Listed entries —
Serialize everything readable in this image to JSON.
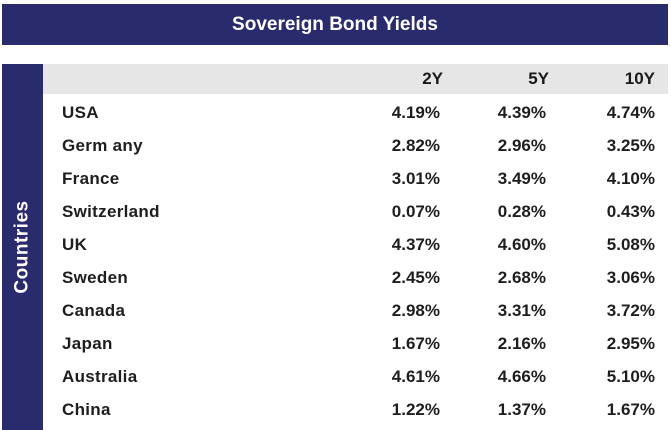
{
  "title": "Sovereign Bond Yields",
  "side_label": "Countries",
  "chart_data": {
    "type": "table",
    "title": "Sovereign Bond Yields",
    "row_header": "Countries",
    "columns": [
      "2Y",
      "5Y",
      "10Y"
    ],
    "rows": [
      {
        "country": "USA",
        "values": [
          "4.19%",
          "4.39%",
          "4.74%"
        ]
      },
      {
        "country": "Germ any",
        "values": [
          "2.82%",
          "2.96%",
          "3.25%"
        ]
      },
      {
        "country": "France",
        "values": [
          "3.01%",
          "3.49%",
          "4.10%"
        ]
      },
      {
        "country": "Switzerland",
        "values": [
          "0.07%",
          "0.28%",
          "0.43%"
        ]
      },
      {
        "country": "UK",
        "values": [
          "4.37%",
          "4.60%",
          "5.08%"
        ]
      },
      {
        "country": "Sweden",
        "values": [
          "2.45%",
          "2.68%",
          "3.06%"
        ]
      },
      {
        "country": "Canada",
        "values": [
          "2.98%",
          "3.31%",
          "3.72%"
        ]
      },
      {
        "country": "Japan",
        "values": [
          "1.67%",
          "2.16%",
          "2.95%"
        ]
      },
      {
        "country": "Australia",
        "values": [
          "4.61%",
          "4.66%",
          "5.10%"
        ]
      },
      {
        "country": "China",
        "values": [
          "1.22%",
          "1.37%",
          "1.67%"
        ]
      }
    ]
  },
  "colors": {
    "header_navy": "#2a2b6c",
    "header_band_gray": "#e6e6e6",
    "text": "#1e1e1e"
  }
}
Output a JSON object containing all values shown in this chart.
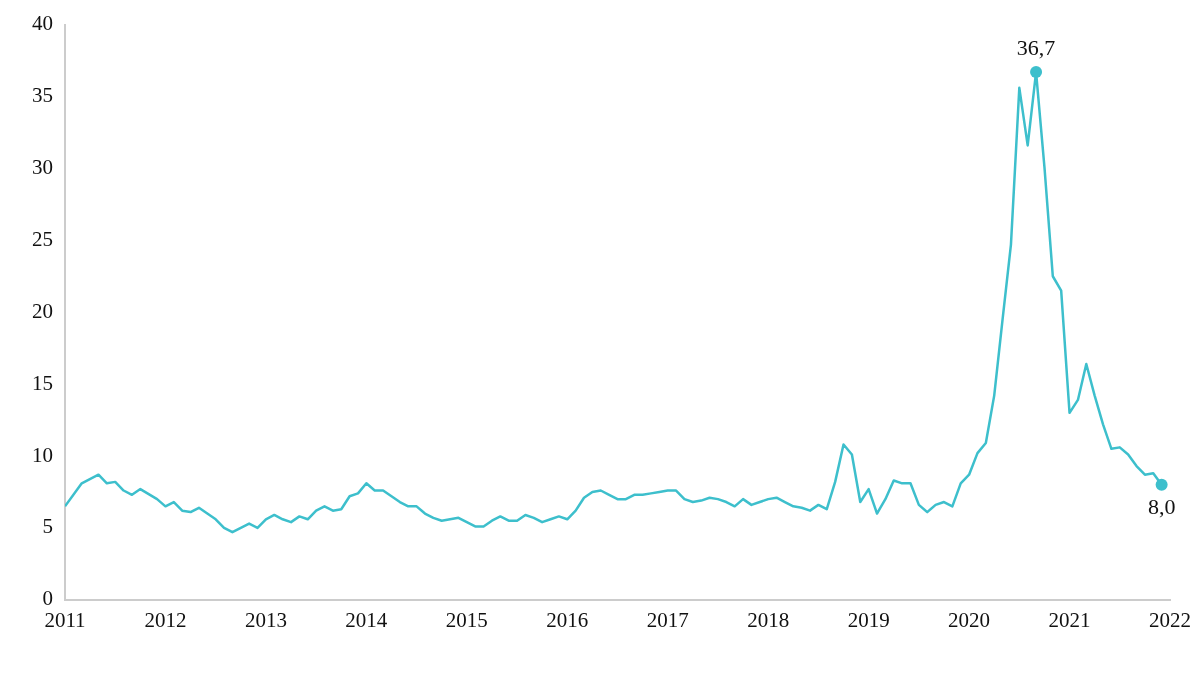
{
  "chart_data": {
    "type": "line",
    "x": [
      "2011-01",
      "2011-03",
      "2011-05",
      "2011-06",
      "2011-07",
      "2011-08",
      "2011-09",
      "2011-10",
      "2011-12",
      "2012-01",
      "2012-02",
      "2012-03",
      "2012-04",
      "2012-05",
      "2012-06",
      "2012-07",
      "2012-08",
      "2012-09",
      "2012-10",
      "2012-11",
      "2012-12",
      "2013-01",
      "2013-02",
      "2013-03",
      "2013-04",
      "2013-05",
      "2013-06",
      "2013-07",
      "2013-08",
      "2013-09",
      "2013-10",
      "2013-11",
      "2013-12",
      "2014-01",
      "2014-02",
      "2014-03",
      "2014-04",
      "2014-05",
      "2014-06",
      "2014-07",
      "2014-08",
      "2014-09",
      "2014-10",
      "2014-11",
      "2014-12",
      "2015-01",
      "2015-02",
      "2015-03",
      "2015-04",
      "2015-05",
      "2015-06",
      "2015-07",
      "2015-08",
      "2015-09",
      "2015-10",
      "2015-11",
      "2015-12",
      "2016-01",
      "2016-02",
      "2016-03",
      "2016-04",
      "2016-05",
      "2016-06",
      "2016-07",
      "2016-08",
      "2016-09",
      "2016-10",
      "2016-11",
      "2016-12",
      "2017-01",
      "2017-02",
      "2017-03",
      "2017-04",
      "2017-05",
      "2017-06",
      "2017-07",
      "2017-08",
      "2017-09",
      "2017-10",
      "2017-11",
      "2017-12",
      "2018-01",
      "2018-02",
      "2018-03",
      "2018-04",
      "2018-05",
      "2018-06",
      "2018-07",
      "2018-08",
      "2018-09",
      "2018-10",
      "2018-11",
      "2018-12",
      "2019-01",
      "2019-02",
      "2019-03",
      "2019-04",
      "2019-05",
      "2019-06",
      "2019-07",
      "2019-08",
      "2019-09",
      "2019-10",
      "2019-11",
      "2019-12",
      "2020-01",
      "2020-02",
      "2020-03",
      "2020-04",
      "2020-05",
      "2020-06",
      "2020-07",
      "2020-08",
      "2020-09",
      "2020-10",
      "2020-11",
      "2020-12",
      "2021-01",
      "2021-02",
      "2021-03",
      "2021-04",
      "2021-05",
      "2021-06",
      "2021-07",
      "2021-08",
      "2021-09",
      "2021-10",
      "2021-11",
      "2021-12"
    ],
    "series": [
      {
        "color": "#3dbfcc",
        "values": [
          6.5,
          8.1,
          8.7,
          8.1,
          8.2,
          7.6,
          7.3,
          7.7,
          7.0,
          6.5,
          6.8,
          6.2,
          6.1,
          6.4,
          6.0,
          5.6,
          5.0,
          4.7,
          5.0,
          5.3,
          5.0,
          5.6,
          5.9,
          5.6,
          5.4,
          5.8,
          5.6,
          6.2,
          6.5,
          6.2,
          6.3,
          7.2,
          7.4,
          8.1,
          7.6,
          7.6,
          7.2,
          6.8,
          6.5,
          6.5,
          6.0,
          5.7,
          5.5,
          5.6,
          5.7,
          5.4,
          5.1,
          5.1,
          5.5,
          5.8,
          5.5,
          5.5,
          5.9,
          5.7,
          5.4,
          5.6,
          5.8,
          5.6,
          6.2,
          7.1,
          7.5,
          7.6,
          7.3,
          7.0,
          7.0,
          7.3,
          7.3,
          7.4,
          7.5,
          7.6,
          7.6,
          7.0,
          6.8,
          6.9,
          7.1,
          7.0,
          6.8,
          6.5,
          7.0,
          6.6,
          6.8,
          7.0,
          7.1,
          6.8,
          6.5,
          6.4,
          6.2,
          6.6,
          6.3,
          8.2,
          10.8,
          10.1,
          6.8,
          7.7,
          6.0,
          7.0,
          8.3,
          8.1,
          8.1,
          6.6,
          6.1,
          6.6,
          6.8,
          6.5,
          8.1,
          8.7,
          10.2,
          10.9,
          14.2,
          19.5,
          24.7,
          35.6,
          31.6,
          36.7,
          30.1,
          22.5,
          21.5,
          13.0,
          13.9,
          16.4,
          14.2,
          12.2,
          10.5,
          10.6,
          10.1,
          9.3,
          8.7,
          8.8,
          8.0
        ]
      }
    ],
    "xlim": [
      "2011-01",
      "2022-01"
    ],
    "xticks": [
      "2011",
      "2012",
      "2013",
      "2014",
      "2015",
      "2016",
      "2017",
      "2018",
      "2019",
      "2020",
      "2021",
      "2022"
    ],
    "ylim": [
      0,
      40
    ],
    "yticks": [
      0,
      5,
      10,
      15,
      20,
      25,
      30,
      35,
      40
    ],
    "grid": false,
    "legend": false,
    "marker": "none",
    "line_style": "solid",
    "annotations": [
      {
        "text": "36,7",
        "x": "2020-09",
        "y": 36.7
      },
      {
        "text": "8,0",
        "x": "2021-12",
        "y": 8.0
      }
    ]
  }
}
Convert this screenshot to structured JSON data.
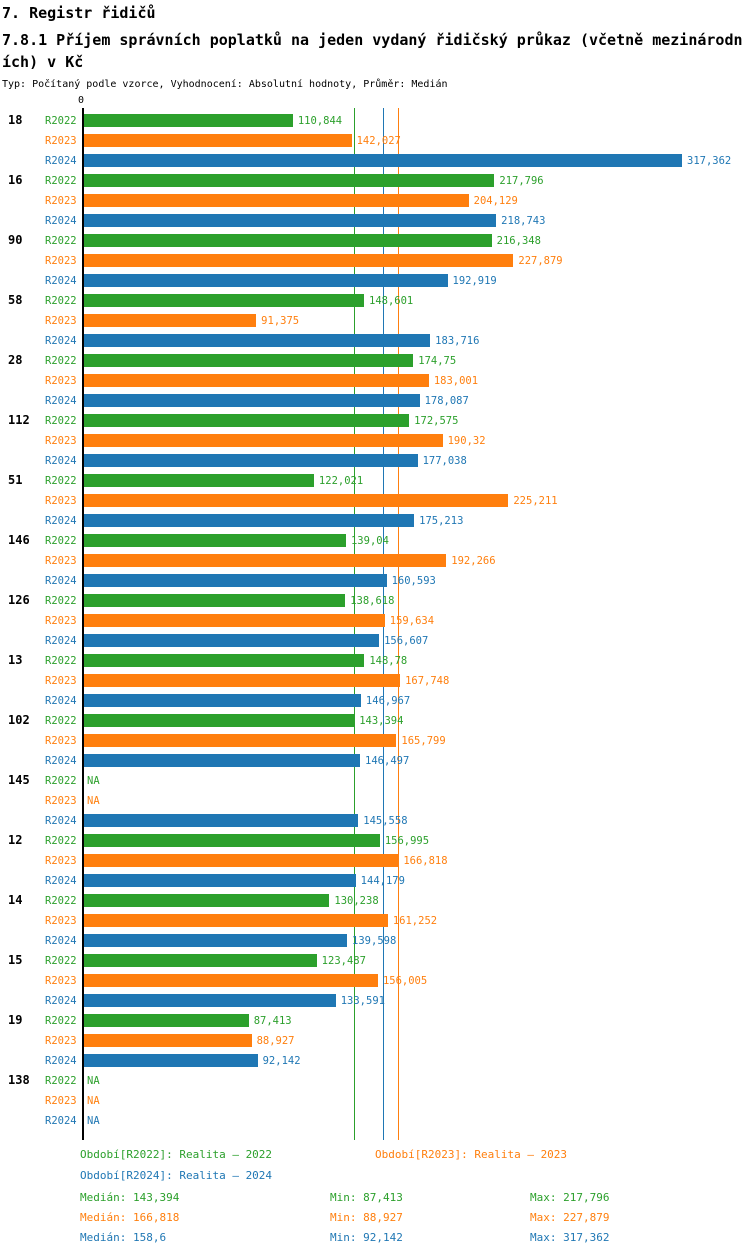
{
  "header": {
    "title": "7. Registr řidičů",
    "subtitle": "7.8.1 Příjem správních poplatků na jeden vydaný řidičský průkaz (včetně mezinárodních) v Kč",
    "meta": "Typ: Počítaný podle vzorce, Vyhodnocení: Absolutní hodnoty, Průměr: Medián"
  },
  "chart_data": {
    "type": "bar",
    "orientation": "horizontal",
    "title": "7.8.1 Příjem správních poplatků na jeden vydaný řidičský průkaz (včetně mezinárodních) v Kč",
    "axis": {
      "zero_label": "0",
      "data_max": 317.362
    },
    "grid": false,
    "legend_position": "bottom",
    "categories": [
      "18",
      "16",
      "90",
      "58",
      "28",
      "112",
      "51",
      "146",
      "126",
      "13",
      "102",
      "145",
      "12",
      "14",
      "15",
      "19",
      "138"
    ],
    "series": [
      {
        "name": "R2022",
        "color": "#2ca02c",
        "values": [
          110.844,
          217.796,
          216.348,
          148.601,
          174.75,
          172.575,
          122.021,
          139.04,
          138.618,
          148.78,
          143.394,
          null,
          156.995,
          130.238,
          123.487,
          87.413,
          null
        ],
        "labels": [
          "110,844",
          "217,796",
          "216,348",
          "148,601",
          "174,75",
          "172,575",
          "122,021",
          "139,04",
          "138,618",
          "148,78",
          "143,394",
          "NA",
          "156,995",
          "130,238",
          "123,487",
          "87,413",
          "NA"
        ]
      },
      {
        "name": "R2023",
        "color": "#ff7f0e",
        "values": [
          142.027,
          204.129,
          227.879,
          91.375,
          183.001,
          190.32,
          225.211,
          192.266,
          159.634,
          167.748,
          165.799,
          null,
          166.818,
          161.252,
          156.005,
          88.927,
          null
        ],
        "labels": [
          "142,027",
          "204,129",
          "227,879",
          "91,375",
          "183,001",
          "190,32",
          "225,211",
          "192,266",
          "159,634",
          "167,748",
          "165,799",
          "NA",
          "166,818",
          "161,252",
          "156,005",
          "88,927",
          "NA"
        ]
      },
      {
        "name": "R2024",
        "color": "#1f77b4",
        "values": [
          317.362,
          218.743,
          192.919,
          183.716,
          178.087,
          177.038,
          175.213,
          160.593,
          156.607,
          146.967,
          146.497,
          145.558,
          144.179,
          139.598,
          133.591,
          92.142,
          null
        ],
        "labels": [
          "317,362",
          "218,743",
          "192,919",
          "183,716",
          "178,087",
          "177,038",
          "175,213",
          "160,593",
          "156,607",
          "146,967",
          "146,497",
          "145,558",
          "144,179",
          "139,598",
          "133,591",
          "92,142",
          "NA"
        ]
      }
    ],
    "median_lines": [
      {
        "series": "R2022",
        "value": 143.394,
        "color": "#2ca02c"
      },
      {
        "series": "R2024",
        "value": 158.6,
        "color": "#1f77b4"
      },
      {
        "series": "R2023",
        "value": 166.818,
        "color": "#ff7f0e"
      }
    ]
  },
  "legend": [
    {
      "label": "Období[R2022]: Realita – 2022",
      "color": "#2ca02c"
    },
    {
      "label": "Období[R2023]: Realita – 2023",
      "color": "#ff7f0e"
    },
    {
      "label": "Období[R2024]: Realita – 2024",
      "color": "#1f77b4"
    }
  ],
  "stats": [
    {
      "median": "Medián: 143,394",
      "min": "Min: 87,413",
      "max": "Max: 217,796",
      "color": "#2ca02c"
    },
    {
      "median": "Medián: 166,818",
      "min": "Min: 88,927",
      "max": "Max: 227,879",
      "color": "#ff7f0e"
    },
    {
      "median": "Medián: 158,6",
      "min": "Min: 92,142",
      "max": "Max: 317,362",
      "color": "#1f77b4"
    }
  ]
}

Task objective —
Extract every line of the records above that contains the word "Příjem".

Output —
    "subtitle": "7.8.1 Příjem správních poplatků na jeden vydaný řidičský průkaz (včetně mezinárodních) v Kč",
    "title": "7.8.1 Příjem správních poplatků na jeden vydaný řidičský průkaz (včetně mezinárodních) v Kč",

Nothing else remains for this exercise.